**WHAT YOU WILL DO**
Copy out only those lines running from the line with "Type out the text in this image." to the end of the listing, keeping each one exactly as it is.

**TASK INPUT**
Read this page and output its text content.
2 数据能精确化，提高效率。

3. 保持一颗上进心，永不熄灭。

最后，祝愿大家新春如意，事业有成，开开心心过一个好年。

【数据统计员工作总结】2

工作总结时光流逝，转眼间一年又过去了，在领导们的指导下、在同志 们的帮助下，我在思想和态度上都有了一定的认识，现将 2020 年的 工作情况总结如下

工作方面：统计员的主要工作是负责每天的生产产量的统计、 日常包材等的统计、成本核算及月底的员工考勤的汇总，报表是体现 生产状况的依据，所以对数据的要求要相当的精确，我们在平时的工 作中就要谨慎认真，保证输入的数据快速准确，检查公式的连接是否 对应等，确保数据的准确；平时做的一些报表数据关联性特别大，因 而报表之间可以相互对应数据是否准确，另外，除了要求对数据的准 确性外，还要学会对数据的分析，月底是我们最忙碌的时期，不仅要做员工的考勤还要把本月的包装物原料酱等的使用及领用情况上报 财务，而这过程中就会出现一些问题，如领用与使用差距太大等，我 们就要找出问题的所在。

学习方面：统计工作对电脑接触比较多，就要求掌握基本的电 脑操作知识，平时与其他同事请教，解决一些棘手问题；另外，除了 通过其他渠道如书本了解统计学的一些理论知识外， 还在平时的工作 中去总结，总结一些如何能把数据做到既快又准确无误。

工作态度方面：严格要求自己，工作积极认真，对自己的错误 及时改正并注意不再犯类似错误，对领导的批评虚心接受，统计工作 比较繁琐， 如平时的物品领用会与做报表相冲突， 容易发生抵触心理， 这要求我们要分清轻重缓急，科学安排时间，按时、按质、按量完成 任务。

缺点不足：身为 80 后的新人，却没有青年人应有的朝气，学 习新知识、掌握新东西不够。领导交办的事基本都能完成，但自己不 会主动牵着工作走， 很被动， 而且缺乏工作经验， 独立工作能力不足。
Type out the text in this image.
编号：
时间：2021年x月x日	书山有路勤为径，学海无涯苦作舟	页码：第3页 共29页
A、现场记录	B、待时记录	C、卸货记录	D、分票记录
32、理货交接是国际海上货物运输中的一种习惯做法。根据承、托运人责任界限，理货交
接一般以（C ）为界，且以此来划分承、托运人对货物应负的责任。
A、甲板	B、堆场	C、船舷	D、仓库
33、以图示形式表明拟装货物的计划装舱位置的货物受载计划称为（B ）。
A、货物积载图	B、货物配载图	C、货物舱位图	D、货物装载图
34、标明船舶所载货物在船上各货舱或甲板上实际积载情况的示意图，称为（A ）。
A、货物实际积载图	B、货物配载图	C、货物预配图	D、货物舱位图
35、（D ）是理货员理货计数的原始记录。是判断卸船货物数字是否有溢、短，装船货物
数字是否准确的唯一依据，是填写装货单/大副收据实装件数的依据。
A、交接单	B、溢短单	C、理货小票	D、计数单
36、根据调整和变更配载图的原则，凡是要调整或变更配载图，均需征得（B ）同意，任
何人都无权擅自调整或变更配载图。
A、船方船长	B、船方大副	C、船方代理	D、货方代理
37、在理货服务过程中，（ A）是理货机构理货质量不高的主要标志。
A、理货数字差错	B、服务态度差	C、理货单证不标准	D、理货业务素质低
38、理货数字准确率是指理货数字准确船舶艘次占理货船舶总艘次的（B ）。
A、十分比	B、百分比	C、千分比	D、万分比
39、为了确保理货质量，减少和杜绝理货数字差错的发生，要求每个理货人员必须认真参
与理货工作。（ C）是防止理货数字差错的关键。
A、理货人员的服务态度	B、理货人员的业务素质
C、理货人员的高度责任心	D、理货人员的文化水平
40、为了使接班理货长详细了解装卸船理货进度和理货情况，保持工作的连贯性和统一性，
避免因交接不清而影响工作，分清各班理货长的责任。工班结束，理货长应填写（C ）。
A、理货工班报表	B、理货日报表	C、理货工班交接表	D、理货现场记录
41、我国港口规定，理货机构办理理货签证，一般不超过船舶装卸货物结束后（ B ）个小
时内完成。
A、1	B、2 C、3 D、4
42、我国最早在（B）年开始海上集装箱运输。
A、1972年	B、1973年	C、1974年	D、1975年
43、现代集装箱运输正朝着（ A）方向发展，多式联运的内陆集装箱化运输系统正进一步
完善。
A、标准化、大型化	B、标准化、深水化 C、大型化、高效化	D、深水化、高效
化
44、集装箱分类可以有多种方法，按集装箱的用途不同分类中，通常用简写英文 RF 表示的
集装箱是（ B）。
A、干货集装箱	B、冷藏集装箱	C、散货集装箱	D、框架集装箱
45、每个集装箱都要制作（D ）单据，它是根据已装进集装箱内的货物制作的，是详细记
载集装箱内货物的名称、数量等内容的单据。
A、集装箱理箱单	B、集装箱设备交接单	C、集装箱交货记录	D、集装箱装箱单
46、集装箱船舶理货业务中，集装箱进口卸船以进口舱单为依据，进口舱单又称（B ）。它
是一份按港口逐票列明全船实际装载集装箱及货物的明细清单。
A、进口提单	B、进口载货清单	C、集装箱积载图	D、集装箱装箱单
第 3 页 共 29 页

**RESULT OF THE TASK**
Type out the text in this image.
编号：
时间：2021年x月x日	书山有路勤为径，学海无涯苦作舟	页码：第3页 共29页
A、现场记录	B、待时记录	C、卸货记录	D、分票记录
32、理货交接是国际海上货物运输中的一种习惯做法。根据承、托运人责任界限，理货交
接一般以（C ）为界，且以此来划分承、托运人对货物应负的责任。
A、甲板	B、堆场	C、船舷	D、仓库
33、以图示形式表明拟装货物的计划装舱位置的货物受载计划称为（B ）。
A、货物积载图	B、货物配载图	C、货物舱位图	D、货物装载图
34、标明船舶所载货物在船上各货舱或甲板上实际积载情况的示意图，称为（A ）。
A、货物实际积载图	B、货物配载图	C、货物预配图	D、货物舱位图
35、（D ）是理货员理货计数的原始记录。是判断卸船货物数字是否有溢、短，装船货物
数字是否准确的唯一依据，是填写装货单/大副收据实装件数的依据。
A、交接单	B、溢短单	C、理货小票	D、计数单
36、根据调整和变更配载图的原则，凡是要调整或变更配载图，均需征得（B ）同意，任
何人都无权擅自调整或变更配载图。
A、船方船长	B、船方大副	C、船方代理	D、货方代理
37、在理货服务过程中，（ A）是理货机构理货质量不高的主要标志。
A、理货数字差错	B、服务态度差	C、理货单证不标准	D、理货业务素质低
38、理货数字准确率是指理货数字准确船舶艘次占理货船舶总艘次的（B ）。
A、十分比	B、百分比	C、千分比	D、万分比
39、为了确保理货质量，减少和杜绝理货数字差错的发生，要求每个理货人员必须认真参
与理货工作。（ C）是防止理货数字差错的关键。
A、理货人员的服务态度	B、理货人员的业务素质
C、理货人员的高度责任心	D、理货人员的文化水平
40、为了使接班理货长详细了解装卸船理货进度和理货情况，保持工作的连贯性和统一性，
避免因交接不清而影响工作，分清各班理货长的责任。工班结束，理货长应填写（C ）。
A、理货工班报表	B、理货日报表	C、理货工班交接表	D、理货现场记录
41、我国港口规定，理货机构办理理货签证，一般不超过船舶装卸货物结束后（ B ）个小
时内完成。
A、1	B、2 C、3 D、4
42、我国最早在（B）年开始海上集装箱运输。
A、1972年	B、1973年	C、1974年	D、1975年
43、现代集装箱运输正朝着（ A）方向发展，多式联运的内陆集装箱化运输系统正进一步
完善。
A、标准化、大型化	B、标准化、深水化 C、大型化、高效化	D、深水化、高效
化
44、集装箱分类可以有多种方法，按集装箱的用途不同分类中，通常用简写英文 RF 表示的
集装箱是（ B）。
A、干货集装箱	B、冷藏集装箱	C、散货集装箱	D、框架集装箱
45、每个集装箱都要制作（D ）单据，它是根据已装进集装箱内的货物制作的，是详细记
载集装箱内货物的名称、数量等内容的单据。
A、集装箱理箱单	B、集装箱设备交接单	C、集装箱交货记录	D、集装箱装箱单
46、集装箱船舶理货业务中，集装箱进口卸船以进口舱单为依据，进口舱单又称（B ）。它
是一份按港口逐票列明全船实际装载集装箱及货物的明细清单。
A、进口提单	B、进口载货清单	C、集装箱积载图	D、集装箱装箱单
第 3 页 共 29 页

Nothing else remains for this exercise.